-------- Dataset entries --------

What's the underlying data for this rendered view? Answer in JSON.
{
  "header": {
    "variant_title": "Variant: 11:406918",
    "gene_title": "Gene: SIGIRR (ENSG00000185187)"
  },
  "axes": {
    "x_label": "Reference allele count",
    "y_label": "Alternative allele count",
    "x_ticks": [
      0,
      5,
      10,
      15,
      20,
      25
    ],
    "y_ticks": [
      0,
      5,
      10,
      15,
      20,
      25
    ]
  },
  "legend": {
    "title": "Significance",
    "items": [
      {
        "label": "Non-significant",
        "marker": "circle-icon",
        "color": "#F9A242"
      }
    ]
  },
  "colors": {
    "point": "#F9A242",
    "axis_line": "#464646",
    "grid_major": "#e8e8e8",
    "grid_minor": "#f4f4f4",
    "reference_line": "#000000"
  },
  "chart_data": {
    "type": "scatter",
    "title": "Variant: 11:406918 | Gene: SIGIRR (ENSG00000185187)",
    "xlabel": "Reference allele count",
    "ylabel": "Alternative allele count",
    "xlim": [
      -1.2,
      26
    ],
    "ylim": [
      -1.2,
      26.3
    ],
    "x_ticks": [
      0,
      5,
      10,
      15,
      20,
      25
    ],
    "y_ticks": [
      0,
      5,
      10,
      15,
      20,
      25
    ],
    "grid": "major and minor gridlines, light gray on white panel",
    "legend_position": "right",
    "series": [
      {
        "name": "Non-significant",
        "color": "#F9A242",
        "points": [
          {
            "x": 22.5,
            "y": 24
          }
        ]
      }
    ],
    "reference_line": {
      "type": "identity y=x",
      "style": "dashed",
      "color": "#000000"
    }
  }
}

--------

> **Exercise objective**
Copy out all the entries shown above, character for character.

> **Task result**
What's the underlying data for this rendered view? Answer in JSON.
{
  "header": {
    "variant_title": "Variant: 11:406918",
    "gene_title": "Gene: SIGIRR (ENSG00000185187)"
  },
  "axes": {
    "x_label": "Reference allele count",
    "y_label": "Alternative allele count",
    "x_ticks": [
      0,
      5,
      10,
      15,
      20,
      25
    ],
    "y_ticks": [
      0,
      5,
      10,
      15,
      20,
      25
    ]
  },
  "legend": {
    "title": "Significance",
    "items": [
      {
        "label": "Non-significant",
        "marker": "circle-icon",
        "color": "#F9A242"
      }
    ]
  },
  "colors": {
    "point": "#F9A242",
    "axis_line": "#464646",
    "grid_major": "#e8e8e8",
    "grid_minor": "#f4f4f4",
    "reference_line": "#000000"
  },
  "chart_data": {
    "type": "scatter",
    "title": "Variant: 11:406918 | Gene: SIGIRR (ENSG00000185187)",
    "xlabel": "Reference allele count",
    "ylabel": "Alternative allele count",
    "xlim": [
      -1.2,
      26
    ],
    "ylim": [
      -1.2,
      26.3
    ],
    "x_ticks": [
      0,
      5,
      10,
      15,
      20,
      25
    ],
    "y_ticks": [
      0,
      5,
      10,
      15,
      20,
      25
    ],
    "grid": "major and minor gridlines, light gray on white panel",
    "legend_position": "right",
    "series": [
      {
        "name": "Non-significant",
        "color": "#F9A242",
        "points": [
          {
            "x": 22.5,
            "y": 24
          }
        ]
      }
    ],
    "reference_line": {
      "type": "identity y=x",
      "style": "dashed",
      "color": "#000000"
    }
  }
}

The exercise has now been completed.